Given task: Every line of the data must be copied exactly.

Collected data:
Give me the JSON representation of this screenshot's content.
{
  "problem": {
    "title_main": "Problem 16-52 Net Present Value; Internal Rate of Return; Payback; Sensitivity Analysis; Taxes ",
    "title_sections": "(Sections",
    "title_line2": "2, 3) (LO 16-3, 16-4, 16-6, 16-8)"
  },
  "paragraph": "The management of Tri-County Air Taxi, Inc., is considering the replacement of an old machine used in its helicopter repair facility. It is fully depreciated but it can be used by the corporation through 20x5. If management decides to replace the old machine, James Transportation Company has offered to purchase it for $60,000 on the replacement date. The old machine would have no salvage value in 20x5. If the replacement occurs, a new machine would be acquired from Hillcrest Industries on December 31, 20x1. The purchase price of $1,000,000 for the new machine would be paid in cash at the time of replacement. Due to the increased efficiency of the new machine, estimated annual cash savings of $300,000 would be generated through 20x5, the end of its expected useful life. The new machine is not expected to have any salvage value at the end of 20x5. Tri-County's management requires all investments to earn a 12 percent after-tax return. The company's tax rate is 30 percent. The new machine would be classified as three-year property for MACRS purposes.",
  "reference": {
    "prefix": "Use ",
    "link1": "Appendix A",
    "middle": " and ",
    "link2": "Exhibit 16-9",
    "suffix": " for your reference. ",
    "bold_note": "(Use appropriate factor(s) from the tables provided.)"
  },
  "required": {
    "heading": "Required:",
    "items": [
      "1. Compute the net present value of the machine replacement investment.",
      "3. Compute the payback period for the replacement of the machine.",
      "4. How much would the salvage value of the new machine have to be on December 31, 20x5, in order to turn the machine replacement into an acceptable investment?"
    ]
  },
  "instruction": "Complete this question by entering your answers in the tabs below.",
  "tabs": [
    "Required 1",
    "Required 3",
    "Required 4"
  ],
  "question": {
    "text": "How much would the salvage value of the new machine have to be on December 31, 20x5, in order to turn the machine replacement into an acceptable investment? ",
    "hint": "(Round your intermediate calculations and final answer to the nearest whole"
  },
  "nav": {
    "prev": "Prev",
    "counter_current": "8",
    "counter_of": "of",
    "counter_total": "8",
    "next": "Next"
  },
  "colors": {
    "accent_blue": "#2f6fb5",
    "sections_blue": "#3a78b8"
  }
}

Answer to the problem:
Give me the JSON representation of this screenshot's content.
{
  "problem": {
    "title_main": "Problem 16-52 Net Present Value; Internal Rate of Return; Payback; Sensitivity Analysis; Taxes ",
    "title_sections": "(Sections",
    "title_line2": "2, 3) (LO 16-3, 16-4, 16-6, 16-8)"
  },
  "paragraph": "The management of Tri-County Air Taxi, Inc., is considering the replacement of an old machine used in its helicopter repair facility. It is fully depreciated but it can be used by the corporation through 20x5. If management decides to replace the old machine, James Transportation Company has offered to purchase it for $60,000 on the replacement date. The old machine would have no salvage value in 20x5. If the replacement occurs, a new machine would be acquired from Hillcrest Industries on December 31, 20x1. The purchase price of $1,000,000 for the new machine would be paid in cash at the time of replacement. Due to the increased efficiency of the new machine, estimated annual cash savings of $300,000 would be generated through 20x5, the end of its expected useful life. The new machine is not expected to have any salvage value at the end of 20x5. Tri-County's management requires all investments to earn a 12 percent after-tax return. The company's tax rate is 30 percent. The new machine would be classified as three-year property for MACRS purposes.",
  "reference": {
    "prefix": "Use ",
    "link1": "Appendix A",
    "middle": " and ",
    "link2": "Exhibit 16-9",
    "suffix": " for your reference. ",
    "bold_note": "(Use appropriate factor(s) from the tables provided.)"
  },
  "required": {
    "heading": "Required:",
    "items": [
      "1. Compute the net present value of the machine replacement investment.",
      "3. Compute the payback period for the replacement of the machine.",
      "4. How much would the salvage value of the new machine have to be on December 31, 20x5, in order to turn the machine replacement into an acceptable investment?"
    ]
  },
  "instruction": "Complete this question by entering your answers in the tabs below.",
  "tabs": [
    "Required 1",
    "Required 3",
    "Required 4"
  ],
  "question": {
    "text": "How much would the salvage value of the new machine have to be on December 31, 20x5, in order to turn the machine replacement into an acceptable investment? ",
    "hint": "(Round your intermediate calculations and final answer to the nearest whole"
  },
  "nav": {
    "prev": "Prev",
    "counter_current": "8",
    "counter_of": "of",
    "counter_total": "8",
    "next": "Next"
  },
  "colors": {
    "accent_blue": "#2f6fb5",
    "sections_blue": "#3a78b8"
  }
}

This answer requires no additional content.